**TO DO**
Check each line of the data for "ylabel" and select those that have it.

begin SUPPLIED DATA

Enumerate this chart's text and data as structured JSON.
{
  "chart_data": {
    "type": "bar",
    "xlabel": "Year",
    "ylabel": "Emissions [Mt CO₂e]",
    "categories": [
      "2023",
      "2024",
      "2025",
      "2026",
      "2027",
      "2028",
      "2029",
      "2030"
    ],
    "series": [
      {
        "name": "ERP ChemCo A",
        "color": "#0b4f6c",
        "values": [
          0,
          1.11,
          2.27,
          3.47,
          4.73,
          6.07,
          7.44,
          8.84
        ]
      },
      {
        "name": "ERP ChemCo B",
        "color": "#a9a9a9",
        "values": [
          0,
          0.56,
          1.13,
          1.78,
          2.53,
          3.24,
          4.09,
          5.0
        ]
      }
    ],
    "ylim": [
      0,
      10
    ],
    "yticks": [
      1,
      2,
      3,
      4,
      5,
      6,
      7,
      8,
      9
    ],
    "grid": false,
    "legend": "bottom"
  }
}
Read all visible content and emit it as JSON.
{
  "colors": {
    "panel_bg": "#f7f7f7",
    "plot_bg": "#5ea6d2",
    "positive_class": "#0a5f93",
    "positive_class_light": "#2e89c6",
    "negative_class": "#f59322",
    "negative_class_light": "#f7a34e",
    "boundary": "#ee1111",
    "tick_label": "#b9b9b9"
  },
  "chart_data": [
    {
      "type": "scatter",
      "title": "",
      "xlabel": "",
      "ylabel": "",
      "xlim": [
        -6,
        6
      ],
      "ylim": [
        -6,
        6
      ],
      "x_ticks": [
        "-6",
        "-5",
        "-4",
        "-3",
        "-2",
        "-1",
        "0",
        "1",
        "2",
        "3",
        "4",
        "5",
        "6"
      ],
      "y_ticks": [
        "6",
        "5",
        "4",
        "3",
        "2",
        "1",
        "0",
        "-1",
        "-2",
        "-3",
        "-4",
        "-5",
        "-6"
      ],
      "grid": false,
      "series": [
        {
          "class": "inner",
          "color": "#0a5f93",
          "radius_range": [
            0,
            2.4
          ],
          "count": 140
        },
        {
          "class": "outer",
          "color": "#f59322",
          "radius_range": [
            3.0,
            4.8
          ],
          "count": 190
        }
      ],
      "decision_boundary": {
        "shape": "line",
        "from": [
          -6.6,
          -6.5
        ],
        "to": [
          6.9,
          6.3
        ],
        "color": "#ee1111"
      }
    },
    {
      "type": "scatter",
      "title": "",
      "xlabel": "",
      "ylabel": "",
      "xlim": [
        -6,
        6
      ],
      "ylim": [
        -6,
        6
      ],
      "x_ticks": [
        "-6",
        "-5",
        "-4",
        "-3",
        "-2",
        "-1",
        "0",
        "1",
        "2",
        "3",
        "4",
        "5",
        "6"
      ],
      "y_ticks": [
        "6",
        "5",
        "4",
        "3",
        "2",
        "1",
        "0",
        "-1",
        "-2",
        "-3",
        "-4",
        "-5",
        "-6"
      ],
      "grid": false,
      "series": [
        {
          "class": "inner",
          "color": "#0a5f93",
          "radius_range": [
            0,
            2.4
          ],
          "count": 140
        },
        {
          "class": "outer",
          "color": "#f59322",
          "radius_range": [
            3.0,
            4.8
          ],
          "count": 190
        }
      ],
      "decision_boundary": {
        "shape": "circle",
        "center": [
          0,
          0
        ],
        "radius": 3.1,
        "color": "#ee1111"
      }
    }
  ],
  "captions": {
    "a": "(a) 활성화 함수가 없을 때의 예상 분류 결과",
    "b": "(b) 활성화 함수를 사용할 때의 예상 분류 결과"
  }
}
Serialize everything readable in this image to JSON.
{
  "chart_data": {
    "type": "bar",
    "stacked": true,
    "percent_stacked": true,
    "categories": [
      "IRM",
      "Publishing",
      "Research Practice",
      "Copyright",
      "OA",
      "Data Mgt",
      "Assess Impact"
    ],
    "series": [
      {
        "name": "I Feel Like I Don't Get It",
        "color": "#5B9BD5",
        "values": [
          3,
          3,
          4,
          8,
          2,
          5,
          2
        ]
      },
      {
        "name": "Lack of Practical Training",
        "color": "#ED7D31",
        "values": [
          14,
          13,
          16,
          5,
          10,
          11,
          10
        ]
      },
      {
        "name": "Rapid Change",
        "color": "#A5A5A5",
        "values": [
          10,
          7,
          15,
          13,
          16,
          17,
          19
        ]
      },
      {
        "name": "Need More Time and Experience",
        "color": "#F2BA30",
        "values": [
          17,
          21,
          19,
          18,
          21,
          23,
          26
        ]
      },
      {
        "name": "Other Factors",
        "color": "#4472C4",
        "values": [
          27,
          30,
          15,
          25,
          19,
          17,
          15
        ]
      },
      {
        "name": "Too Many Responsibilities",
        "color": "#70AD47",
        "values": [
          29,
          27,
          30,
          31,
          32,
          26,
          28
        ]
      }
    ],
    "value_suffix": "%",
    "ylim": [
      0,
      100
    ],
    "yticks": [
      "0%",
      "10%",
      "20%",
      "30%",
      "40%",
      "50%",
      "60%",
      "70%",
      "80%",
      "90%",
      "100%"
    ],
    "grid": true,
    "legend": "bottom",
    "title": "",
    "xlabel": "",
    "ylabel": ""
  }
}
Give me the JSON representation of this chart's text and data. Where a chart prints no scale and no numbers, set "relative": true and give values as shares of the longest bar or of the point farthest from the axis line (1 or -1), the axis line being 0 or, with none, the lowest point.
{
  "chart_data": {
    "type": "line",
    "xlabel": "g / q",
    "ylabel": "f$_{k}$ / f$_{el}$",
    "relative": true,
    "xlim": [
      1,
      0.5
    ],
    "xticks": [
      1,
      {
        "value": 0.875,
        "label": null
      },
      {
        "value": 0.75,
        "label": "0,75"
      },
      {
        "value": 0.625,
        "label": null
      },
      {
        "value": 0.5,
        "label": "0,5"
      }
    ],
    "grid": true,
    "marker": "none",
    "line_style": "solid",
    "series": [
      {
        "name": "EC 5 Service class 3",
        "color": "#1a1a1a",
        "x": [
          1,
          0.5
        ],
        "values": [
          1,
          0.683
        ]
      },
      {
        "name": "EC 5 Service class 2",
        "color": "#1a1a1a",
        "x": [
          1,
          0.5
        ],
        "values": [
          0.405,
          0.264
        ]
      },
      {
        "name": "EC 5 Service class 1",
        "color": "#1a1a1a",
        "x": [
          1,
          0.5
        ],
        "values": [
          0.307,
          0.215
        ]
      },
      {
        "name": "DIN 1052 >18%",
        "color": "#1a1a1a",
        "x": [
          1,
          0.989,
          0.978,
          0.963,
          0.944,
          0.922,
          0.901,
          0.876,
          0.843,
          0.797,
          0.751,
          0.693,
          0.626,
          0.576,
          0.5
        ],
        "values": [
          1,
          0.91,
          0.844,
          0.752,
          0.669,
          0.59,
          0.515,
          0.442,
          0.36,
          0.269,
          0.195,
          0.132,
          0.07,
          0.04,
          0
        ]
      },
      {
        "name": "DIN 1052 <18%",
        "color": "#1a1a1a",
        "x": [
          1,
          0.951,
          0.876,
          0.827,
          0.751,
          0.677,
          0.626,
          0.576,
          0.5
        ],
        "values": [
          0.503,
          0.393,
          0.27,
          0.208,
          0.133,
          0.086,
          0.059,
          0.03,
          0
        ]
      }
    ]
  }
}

end SUPPLIED DATA

**OUTPUT FOR THIS TASK**
    "ylabel": "Emissions [Mt CO₂e]",
      "ylabel": "",
      "ylabel": "",
    "ylabel": ""
    "ylabel": "f$_{k}$ / f$_{el}$",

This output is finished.